[07/06/2007] Parchi

Fusilli: «La legge sui parchi non si tocca nella prima parte, ma va aggiornata»

PISA. Domani si inaugura alla Stazione Leopolda di Pisa, alla presenza del ministro dell’ambiente Alfonso Pecoraro Scanio, il festival nazionale “ParcoLibri”, alla quale parteciperà anche Matteo Fusilli, presidente di Federparchi, al quale chiediamo cosa ne pensa di questa iniziativa al suo debutto.

«E’ un’iniziativa importante e innovativa – dice Fusilli - ormai i parchi sono diventati una realtà sul fronte dell’editoria, con centinaia di titoli che riguardano le aree protette, la loro pianificazione e gestione, la biodiversità, le guide turistiche ed ai prodotti tipici. Una quantità che è anche qualità da far conoscere, valorizzare. Per questo il festival di Pisa è importante e per questo Federparchi, dal prossimo anno, sarà presente al Salone del libro di Torino»

_ _ _ _ _ _ _

- **ESERCIZIO**
Ricopia dal testo sui parchi il pezzo che comincia con "[07/06/2007] Parchi" e va avanti fino a "al suo debutto.". I record qui sotto non c'entrano niente con il testo.

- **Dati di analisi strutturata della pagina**

_ _ _ _ _ _ _

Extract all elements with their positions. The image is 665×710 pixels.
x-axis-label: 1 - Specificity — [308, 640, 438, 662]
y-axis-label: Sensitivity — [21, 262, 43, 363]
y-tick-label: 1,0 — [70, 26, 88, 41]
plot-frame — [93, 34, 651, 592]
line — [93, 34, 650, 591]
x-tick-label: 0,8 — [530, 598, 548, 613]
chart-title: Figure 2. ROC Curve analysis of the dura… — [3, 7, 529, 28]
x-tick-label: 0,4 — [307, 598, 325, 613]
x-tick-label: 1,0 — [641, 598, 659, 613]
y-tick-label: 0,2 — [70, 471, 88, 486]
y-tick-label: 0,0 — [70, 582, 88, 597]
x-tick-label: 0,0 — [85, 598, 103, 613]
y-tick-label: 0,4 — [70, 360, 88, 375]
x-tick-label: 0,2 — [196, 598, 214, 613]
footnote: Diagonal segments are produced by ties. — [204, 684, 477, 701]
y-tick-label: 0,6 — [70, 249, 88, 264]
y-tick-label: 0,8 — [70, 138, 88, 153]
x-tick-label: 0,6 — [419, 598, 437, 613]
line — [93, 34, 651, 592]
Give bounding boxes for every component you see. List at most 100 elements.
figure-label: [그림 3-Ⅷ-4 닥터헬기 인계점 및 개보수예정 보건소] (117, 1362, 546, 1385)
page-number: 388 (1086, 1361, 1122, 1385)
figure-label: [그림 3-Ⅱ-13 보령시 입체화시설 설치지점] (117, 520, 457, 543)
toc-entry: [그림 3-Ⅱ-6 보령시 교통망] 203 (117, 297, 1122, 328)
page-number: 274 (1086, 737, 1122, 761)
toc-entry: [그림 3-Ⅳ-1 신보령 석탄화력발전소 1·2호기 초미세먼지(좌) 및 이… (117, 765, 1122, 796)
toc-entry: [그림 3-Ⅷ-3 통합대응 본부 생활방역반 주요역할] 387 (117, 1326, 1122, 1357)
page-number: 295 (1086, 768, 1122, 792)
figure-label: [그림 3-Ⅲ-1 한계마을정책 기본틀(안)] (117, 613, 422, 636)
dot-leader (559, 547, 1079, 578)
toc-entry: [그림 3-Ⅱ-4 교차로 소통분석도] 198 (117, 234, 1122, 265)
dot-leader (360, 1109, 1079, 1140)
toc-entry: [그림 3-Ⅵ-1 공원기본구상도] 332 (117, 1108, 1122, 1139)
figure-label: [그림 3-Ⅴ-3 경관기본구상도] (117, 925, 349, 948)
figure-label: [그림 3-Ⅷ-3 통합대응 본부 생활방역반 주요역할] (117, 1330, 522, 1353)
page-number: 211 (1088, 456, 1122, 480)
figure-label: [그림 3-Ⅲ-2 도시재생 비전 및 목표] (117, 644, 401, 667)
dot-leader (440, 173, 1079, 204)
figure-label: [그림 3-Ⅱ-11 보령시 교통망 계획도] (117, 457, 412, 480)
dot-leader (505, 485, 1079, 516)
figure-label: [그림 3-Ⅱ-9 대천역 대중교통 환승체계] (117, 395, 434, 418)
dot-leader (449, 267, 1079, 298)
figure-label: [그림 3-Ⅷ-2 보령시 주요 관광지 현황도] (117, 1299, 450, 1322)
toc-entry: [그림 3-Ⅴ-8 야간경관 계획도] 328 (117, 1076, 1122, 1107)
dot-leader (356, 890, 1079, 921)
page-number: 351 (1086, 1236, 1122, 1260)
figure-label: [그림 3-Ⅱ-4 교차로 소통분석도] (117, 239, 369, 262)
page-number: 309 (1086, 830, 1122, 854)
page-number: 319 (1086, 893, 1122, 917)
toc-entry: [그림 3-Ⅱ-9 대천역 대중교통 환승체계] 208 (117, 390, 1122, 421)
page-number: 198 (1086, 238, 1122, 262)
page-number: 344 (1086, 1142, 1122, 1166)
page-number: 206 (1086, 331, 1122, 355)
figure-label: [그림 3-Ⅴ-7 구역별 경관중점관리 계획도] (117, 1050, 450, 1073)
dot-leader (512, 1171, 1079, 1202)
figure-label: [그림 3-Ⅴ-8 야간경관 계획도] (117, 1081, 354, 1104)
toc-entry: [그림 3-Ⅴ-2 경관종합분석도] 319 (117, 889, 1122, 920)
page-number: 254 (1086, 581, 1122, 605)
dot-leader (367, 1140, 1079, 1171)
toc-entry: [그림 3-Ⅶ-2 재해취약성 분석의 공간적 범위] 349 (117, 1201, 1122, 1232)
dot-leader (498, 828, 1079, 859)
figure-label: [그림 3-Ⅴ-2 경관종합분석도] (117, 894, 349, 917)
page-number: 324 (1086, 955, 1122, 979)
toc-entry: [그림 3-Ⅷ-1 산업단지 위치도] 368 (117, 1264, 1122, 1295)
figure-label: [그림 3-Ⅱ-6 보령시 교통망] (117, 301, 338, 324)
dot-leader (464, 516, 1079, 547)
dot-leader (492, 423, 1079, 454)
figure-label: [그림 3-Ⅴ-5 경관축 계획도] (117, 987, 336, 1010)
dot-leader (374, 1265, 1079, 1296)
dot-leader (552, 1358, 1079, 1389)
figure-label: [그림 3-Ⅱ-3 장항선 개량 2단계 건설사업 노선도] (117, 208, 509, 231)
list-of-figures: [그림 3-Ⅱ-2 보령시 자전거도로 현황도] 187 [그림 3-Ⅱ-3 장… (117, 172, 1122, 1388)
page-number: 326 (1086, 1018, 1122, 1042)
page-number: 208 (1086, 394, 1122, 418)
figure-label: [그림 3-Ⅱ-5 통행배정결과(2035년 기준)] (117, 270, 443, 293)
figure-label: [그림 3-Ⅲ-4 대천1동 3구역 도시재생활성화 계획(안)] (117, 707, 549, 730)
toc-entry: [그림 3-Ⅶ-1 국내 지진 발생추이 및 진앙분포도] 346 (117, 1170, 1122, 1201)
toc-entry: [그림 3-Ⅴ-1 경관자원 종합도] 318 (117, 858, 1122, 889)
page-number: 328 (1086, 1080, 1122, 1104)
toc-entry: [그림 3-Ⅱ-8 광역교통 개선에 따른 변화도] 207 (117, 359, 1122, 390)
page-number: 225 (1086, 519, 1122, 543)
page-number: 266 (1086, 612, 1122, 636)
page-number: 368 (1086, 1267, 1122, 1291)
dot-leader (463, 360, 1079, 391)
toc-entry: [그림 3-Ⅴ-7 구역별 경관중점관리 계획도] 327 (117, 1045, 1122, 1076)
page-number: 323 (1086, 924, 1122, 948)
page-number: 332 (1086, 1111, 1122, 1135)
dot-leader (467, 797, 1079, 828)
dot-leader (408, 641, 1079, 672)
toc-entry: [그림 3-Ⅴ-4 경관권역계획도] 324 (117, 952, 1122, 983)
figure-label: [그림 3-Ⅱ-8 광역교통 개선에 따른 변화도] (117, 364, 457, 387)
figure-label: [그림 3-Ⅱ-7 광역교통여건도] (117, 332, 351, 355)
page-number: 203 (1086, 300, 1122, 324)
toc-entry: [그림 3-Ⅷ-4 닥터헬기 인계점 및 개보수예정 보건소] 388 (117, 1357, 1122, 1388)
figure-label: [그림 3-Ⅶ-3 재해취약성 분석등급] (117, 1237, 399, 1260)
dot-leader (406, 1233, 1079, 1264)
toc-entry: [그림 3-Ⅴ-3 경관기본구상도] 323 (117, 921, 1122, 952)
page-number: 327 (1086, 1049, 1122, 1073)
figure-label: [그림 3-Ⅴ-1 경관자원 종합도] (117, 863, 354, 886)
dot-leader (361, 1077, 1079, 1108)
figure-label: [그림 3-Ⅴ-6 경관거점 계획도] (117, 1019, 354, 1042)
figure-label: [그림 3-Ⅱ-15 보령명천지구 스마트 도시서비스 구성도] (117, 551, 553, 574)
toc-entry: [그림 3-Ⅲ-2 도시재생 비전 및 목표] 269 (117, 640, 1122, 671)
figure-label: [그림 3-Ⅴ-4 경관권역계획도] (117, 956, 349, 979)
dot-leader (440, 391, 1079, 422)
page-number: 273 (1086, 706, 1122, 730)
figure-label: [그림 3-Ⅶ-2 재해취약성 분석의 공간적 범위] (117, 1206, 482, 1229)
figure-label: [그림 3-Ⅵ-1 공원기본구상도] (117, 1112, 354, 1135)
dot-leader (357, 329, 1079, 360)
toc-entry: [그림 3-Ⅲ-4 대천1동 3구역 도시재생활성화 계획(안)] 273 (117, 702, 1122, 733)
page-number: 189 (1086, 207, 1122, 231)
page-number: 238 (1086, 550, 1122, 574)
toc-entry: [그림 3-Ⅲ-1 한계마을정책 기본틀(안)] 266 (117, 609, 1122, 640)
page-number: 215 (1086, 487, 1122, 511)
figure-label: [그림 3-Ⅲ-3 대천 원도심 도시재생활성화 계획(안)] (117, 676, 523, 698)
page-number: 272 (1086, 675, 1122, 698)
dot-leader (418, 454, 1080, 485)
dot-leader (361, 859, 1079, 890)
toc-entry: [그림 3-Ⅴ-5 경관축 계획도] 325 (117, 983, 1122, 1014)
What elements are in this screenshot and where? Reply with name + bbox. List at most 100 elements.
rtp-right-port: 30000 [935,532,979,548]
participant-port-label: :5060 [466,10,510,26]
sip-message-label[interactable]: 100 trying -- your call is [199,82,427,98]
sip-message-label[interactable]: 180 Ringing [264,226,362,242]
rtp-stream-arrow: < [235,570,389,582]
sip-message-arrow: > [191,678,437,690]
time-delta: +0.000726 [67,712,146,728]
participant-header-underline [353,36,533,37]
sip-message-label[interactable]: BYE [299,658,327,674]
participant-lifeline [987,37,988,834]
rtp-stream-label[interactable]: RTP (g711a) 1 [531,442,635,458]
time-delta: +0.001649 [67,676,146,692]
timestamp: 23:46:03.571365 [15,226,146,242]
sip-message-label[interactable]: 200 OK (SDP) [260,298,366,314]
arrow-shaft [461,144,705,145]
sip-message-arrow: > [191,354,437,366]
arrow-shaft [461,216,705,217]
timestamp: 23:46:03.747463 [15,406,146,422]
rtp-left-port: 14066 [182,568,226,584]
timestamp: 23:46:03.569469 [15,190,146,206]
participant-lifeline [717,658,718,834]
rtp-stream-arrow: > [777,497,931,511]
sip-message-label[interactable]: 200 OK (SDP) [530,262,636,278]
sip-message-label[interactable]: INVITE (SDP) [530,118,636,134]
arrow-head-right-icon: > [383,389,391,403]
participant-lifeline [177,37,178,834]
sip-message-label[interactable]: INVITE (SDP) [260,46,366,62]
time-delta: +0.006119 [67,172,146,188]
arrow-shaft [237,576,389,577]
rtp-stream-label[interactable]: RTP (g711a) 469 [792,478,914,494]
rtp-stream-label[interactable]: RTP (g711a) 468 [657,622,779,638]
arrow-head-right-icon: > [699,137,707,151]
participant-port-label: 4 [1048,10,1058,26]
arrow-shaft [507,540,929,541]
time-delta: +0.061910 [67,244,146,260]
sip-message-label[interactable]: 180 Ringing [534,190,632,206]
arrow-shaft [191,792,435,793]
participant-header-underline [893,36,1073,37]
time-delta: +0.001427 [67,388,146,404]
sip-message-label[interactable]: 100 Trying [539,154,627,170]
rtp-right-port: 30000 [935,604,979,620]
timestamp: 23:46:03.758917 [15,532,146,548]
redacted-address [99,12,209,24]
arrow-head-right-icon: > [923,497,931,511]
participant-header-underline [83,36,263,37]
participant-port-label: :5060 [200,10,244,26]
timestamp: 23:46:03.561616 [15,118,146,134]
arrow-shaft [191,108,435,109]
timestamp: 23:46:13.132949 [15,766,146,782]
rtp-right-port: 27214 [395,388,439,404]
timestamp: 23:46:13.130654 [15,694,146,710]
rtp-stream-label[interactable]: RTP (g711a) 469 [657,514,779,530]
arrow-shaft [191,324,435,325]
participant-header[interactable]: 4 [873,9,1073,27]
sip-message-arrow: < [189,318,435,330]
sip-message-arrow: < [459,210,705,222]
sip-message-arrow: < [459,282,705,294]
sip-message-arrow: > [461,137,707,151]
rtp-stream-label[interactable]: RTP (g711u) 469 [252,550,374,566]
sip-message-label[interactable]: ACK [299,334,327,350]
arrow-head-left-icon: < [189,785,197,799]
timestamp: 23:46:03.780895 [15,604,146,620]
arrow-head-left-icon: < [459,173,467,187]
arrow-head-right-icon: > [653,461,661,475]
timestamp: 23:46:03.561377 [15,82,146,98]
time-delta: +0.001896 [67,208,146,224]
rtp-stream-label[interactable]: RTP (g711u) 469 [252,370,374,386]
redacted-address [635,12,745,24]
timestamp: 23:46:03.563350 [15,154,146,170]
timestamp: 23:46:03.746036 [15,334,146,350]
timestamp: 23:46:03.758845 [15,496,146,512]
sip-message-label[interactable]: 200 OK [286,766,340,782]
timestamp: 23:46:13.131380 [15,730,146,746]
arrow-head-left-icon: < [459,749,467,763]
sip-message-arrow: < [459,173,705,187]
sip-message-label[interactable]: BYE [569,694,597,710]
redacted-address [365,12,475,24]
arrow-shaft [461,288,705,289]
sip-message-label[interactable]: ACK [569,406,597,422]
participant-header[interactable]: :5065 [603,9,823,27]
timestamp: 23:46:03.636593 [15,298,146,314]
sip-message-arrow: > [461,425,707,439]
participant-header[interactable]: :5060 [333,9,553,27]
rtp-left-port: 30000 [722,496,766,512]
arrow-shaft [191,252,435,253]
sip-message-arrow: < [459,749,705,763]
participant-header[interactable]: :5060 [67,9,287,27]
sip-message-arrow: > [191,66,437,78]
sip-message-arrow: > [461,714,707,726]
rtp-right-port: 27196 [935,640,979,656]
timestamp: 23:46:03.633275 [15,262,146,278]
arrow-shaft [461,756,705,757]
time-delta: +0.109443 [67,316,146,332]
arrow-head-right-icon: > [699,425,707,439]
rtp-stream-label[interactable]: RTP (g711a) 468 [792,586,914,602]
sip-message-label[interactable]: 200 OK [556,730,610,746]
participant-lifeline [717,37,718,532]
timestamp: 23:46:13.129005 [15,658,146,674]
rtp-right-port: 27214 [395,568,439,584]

_ _ _ _ _ _ _

- **SOLUZIONE**
[07/06/2007] Parchi

Fusilli: «La legge sui parchi non si tocca nella prima parte, ma va aggiornata»

PISA. Domani si inaugura alla Stazione Leopolda di Pisa, alla presenza del ministro dell’ambiente Alfonso Pecoraro Scanio, il festival nazionale “ParcoLibri”, alla quale parteciperà anche Matteo Fusilli, presidente di Federparchi, al quale chiediamo cosa ne pensa di questa iniziativa al suo debutto.